##### Data #####

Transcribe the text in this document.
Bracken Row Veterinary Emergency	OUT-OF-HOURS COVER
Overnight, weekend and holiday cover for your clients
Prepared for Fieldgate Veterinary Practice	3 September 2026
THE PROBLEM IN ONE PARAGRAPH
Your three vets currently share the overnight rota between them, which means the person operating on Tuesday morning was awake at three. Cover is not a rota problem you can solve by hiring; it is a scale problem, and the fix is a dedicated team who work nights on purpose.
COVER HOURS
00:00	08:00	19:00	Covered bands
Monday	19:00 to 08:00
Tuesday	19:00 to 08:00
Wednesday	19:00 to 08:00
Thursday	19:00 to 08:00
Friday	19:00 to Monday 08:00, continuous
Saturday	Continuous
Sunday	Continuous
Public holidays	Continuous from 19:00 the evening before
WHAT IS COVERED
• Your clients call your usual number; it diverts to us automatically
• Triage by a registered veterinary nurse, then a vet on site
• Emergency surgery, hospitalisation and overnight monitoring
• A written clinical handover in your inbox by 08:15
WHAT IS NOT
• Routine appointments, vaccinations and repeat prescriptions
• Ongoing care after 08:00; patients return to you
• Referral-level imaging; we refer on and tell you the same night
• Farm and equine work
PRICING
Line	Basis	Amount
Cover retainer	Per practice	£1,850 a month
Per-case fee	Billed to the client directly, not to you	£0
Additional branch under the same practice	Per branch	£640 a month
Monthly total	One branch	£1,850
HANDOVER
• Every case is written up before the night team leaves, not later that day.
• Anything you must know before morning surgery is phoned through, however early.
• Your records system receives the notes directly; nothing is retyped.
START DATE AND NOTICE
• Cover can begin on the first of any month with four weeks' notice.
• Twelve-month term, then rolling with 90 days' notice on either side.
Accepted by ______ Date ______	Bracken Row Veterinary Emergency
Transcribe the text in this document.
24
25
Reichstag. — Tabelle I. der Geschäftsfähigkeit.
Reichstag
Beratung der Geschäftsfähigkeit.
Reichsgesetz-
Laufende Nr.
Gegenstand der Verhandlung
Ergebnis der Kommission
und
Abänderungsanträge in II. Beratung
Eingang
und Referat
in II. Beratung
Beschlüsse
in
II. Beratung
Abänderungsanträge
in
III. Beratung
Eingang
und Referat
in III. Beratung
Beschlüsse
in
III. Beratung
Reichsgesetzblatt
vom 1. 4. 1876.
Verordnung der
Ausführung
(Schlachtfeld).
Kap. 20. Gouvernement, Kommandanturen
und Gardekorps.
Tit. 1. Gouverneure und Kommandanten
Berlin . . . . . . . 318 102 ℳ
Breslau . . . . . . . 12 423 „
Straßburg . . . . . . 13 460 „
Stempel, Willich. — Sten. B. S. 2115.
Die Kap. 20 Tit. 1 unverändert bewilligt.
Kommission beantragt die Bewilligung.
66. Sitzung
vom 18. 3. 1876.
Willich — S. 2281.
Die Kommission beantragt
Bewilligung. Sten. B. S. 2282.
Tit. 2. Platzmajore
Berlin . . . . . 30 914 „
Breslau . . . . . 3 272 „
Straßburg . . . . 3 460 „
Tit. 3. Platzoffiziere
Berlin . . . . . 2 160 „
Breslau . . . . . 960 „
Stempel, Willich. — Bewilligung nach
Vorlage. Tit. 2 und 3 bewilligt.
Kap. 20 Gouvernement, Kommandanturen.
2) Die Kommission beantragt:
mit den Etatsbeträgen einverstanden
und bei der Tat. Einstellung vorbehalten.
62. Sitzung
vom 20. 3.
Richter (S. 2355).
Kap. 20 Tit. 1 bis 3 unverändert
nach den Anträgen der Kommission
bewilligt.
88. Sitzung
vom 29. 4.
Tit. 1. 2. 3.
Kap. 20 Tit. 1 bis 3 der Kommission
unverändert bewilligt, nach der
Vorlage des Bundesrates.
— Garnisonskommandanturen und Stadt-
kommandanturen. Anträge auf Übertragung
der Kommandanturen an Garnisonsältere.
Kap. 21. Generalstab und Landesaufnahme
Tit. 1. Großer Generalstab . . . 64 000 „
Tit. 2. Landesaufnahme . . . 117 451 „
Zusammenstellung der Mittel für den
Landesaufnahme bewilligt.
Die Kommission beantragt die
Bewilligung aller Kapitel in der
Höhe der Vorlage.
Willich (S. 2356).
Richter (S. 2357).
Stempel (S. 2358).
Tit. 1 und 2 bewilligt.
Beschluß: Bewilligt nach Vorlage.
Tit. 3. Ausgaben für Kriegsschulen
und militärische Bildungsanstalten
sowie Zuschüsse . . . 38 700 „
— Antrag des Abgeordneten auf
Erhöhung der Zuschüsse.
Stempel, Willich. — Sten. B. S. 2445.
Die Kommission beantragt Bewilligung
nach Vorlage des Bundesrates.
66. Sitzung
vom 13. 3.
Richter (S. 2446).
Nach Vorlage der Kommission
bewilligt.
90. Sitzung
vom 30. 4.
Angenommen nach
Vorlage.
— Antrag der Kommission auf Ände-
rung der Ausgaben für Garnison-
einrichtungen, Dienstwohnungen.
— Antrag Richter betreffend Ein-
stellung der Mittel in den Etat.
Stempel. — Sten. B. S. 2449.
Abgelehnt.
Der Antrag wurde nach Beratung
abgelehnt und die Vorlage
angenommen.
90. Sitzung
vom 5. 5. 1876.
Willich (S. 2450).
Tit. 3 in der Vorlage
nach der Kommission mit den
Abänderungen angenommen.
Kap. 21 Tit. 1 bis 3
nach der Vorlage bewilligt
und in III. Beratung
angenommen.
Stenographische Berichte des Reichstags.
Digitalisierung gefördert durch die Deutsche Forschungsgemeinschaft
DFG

#####

Read through the entries, then copy every line where the string "Monday" is found.

Monday	19:00 to 08:00
Friday	19:00 to Monday 08:00, continuous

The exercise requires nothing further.